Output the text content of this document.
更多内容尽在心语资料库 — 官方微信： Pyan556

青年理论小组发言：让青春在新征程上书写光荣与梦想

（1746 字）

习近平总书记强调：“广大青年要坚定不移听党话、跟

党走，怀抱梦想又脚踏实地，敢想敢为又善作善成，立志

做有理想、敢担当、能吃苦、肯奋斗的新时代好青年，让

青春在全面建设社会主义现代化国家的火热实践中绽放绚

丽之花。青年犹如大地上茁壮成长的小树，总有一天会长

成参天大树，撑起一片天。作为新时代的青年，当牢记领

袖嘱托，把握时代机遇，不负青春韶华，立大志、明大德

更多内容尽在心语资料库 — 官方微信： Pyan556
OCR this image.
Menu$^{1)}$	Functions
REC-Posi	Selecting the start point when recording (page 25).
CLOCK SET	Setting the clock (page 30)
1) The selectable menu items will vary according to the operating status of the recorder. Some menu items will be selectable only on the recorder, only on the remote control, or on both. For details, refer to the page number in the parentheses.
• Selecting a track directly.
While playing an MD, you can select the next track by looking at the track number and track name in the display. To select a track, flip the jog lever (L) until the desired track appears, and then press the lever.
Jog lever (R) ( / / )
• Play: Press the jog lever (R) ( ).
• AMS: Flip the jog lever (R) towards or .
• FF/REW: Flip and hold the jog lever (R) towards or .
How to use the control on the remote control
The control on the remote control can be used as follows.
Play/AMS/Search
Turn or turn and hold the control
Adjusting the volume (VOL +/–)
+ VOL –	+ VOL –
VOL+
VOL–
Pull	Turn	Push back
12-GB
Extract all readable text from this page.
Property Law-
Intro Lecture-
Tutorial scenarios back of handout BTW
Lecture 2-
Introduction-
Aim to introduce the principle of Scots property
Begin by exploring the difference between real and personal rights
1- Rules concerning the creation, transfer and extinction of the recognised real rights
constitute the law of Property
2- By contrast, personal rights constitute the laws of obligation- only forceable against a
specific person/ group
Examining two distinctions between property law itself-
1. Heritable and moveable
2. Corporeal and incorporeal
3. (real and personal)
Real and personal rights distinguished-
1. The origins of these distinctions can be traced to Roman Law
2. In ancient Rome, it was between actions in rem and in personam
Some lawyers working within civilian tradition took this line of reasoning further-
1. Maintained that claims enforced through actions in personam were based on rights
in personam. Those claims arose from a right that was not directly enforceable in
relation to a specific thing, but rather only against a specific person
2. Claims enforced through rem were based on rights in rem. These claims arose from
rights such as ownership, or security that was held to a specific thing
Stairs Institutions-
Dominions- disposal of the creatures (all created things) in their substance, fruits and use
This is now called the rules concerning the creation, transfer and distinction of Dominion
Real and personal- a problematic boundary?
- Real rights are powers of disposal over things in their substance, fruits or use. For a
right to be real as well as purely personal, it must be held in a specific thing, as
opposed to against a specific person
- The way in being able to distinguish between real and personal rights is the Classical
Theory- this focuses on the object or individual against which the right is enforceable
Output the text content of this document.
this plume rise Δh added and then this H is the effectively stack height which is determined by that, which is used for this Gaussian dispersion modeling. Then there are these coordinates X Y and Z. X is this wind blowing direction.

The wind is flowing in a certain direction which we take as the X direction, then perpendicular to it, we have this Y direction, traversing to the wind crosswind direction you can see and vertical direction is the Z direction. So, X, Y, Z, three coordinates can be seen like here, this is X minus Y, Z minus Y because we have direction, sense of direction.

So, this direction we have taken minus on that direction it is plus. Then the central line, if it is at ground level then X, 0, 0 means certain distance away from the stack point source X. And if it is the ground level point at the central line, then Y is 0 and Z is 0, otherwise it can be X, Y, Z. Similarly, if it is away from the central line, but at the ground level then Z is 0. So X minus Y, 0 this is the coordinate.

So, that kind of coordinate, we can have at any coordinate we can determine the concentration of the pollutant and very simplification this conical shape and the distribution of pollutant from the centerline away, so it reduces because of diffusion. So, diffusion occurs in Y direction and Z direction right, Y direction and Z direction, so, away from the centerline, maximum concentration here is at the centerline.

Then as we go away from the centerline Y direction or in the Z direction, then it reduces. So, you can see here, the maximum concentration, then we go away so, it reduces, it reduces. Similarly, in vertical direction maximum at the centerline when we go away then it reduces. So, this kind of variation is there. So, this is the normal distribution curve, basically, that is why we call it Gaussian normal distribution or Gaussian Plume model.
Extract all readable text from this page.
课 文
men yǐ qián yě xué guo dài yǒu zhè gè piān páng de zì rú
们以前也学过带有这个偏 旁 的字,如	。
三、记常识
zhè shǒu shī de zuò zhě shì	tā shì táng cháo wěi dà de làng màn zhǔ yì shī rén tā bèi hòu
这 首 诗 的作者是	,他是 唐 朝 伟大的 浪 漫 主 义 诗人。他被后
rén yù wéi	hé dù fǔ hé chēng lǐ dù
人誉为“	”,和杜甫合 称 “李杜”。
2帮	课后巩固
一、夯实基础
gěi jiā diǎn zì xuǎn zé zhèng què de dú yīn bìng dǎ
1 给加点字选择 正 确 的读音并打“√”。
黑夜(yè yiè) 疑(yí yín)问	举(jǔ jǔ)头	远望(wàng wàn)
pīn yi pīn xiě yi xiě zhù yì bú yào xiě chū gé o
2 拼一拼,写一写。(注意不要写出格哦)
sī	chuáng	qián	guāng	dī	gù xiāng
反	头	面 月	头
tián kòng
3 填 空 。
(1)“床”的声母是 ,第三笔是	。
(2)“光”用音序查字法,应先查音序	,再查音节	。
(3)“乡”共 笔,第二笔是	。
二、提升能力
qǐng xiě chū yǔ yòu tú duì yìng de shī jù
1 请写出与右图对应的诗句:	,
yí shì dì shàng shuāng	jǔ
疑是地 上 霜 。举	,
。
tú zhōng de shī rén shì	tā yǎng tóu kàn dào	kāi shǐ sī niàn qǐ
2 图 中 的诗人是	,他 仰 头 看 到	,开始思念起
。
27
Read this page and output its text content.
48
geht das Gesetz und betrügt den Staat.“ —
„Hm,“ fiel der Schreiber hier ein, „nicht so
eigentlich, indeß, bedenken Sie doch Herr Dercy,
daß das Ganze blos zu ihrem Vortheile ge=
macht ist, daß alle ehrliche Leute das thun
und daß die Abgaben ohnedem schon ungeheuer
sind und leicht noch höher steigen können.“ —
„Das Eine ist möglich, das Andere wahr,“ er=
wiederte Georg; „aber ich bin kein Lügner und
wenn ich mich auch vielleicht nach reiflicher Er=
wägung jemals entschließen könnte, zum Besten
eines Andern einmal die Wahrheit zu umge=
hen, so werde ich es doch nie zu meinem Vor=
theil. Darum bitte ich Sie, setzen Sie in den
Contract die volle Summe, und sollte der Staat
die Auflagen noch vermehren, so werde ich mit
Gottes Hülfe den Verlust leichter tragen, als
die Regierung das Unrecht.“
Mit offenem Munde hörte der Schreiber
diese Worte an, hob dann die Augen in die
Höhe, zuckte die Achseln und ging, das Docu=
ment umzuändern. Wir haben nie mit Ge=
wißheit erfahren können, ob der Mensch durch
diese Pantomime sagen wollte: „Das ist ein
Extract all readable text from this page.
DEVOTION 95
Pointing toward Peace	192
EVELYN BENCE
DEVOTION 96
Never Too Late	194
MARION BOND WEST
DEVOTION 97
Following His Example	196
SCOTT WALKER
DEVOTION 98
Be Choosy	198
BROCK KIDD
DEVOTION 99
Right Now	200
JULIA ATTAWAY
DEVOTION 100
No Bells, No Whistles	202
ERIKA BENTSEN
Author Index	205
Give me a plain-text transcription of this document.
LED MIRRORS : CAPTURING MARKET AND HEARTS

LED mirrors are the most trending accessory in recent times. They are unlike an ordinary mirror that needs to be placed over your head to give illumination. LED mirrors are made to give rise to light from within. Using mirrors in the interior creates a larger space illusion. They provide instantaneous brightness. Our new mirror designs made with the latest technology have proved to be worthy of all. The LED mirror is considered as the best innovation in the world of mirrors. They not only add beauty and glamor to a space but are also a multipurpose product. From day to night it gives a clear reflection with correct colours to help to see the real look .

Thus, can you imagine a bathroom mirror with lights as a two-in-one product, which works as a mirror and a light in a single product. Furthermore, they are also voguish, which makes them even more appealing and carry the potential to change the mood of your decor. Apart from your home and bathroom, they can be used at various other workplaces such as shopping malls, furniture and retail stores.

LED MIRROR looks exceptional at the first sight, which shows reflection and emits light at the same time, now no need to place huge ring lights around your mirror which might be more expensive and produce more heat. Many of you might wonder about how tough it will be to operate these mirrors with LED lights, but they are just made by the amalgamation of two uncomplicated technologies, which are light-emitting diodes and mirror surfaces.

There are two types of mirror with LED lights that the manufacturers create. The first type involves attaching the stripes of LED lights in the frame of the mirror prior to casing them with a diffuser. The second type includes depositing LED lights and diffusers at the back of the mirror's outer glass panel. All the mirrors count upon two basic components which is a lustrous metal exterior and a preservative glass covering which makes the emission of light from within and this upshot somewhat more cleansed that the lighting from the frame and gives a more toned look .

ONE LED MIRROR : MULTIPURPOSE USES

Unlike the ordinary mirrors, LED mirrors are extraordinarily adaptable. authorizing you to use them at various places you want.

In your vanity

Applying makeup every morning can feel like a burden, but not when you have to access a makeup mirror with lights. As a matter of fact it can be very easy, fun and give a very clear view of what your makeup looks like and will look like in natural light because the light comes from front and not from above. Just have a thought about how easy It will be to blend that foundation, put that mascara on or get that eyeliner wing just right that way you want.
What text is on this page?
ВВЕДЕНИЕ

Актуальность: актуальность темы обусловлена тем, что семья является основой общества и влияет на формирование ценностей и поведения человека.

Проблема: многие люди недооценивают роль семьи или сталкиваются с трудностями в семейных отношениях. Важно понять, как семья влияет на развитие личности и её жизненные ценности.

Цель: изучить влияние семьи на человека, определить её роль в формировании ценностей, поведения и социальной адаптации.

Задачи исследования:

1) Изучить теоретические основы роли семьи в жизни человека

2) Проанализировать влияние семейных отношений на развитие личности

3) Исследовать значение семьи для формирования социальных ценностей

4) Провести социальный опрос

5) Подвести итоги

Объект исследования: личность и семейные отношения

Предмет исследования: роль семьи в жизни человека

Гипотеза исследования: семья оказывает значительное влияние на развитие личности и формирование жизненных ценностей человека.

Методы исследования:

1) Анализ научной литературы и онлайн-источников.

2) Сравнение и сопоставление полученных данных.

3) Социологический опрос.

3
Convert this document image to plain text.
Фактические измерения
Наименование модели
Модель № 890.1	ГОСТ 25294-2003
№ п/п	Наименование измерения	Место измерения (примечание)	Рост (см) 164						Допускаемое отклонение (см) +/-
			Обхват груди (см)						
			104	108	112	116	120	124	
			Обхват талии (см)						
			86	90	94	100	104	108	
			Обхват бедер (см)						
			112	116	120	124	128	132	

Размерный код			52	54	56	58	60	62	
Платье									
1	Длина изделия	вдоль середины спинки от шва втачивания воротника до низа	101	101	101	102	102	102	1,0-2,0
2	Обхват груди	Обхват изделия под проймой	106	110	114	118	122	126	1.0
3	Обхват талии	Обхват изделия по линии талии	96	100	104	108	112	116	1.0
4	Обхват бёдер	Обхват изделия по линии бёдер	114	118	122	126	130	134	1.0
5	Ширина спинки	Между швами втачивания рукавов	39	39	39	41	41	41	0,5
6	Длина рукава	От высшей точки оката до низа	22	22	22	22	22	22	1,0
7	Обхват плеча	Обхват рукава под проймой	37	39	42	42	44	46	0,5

YOUR INSTRUCTIONS: List the lines of the records where "directly" occurs.

OUTPUT:
• Selecting a track directly.
in personam. Those claims arose from a right that was not directly enforceable in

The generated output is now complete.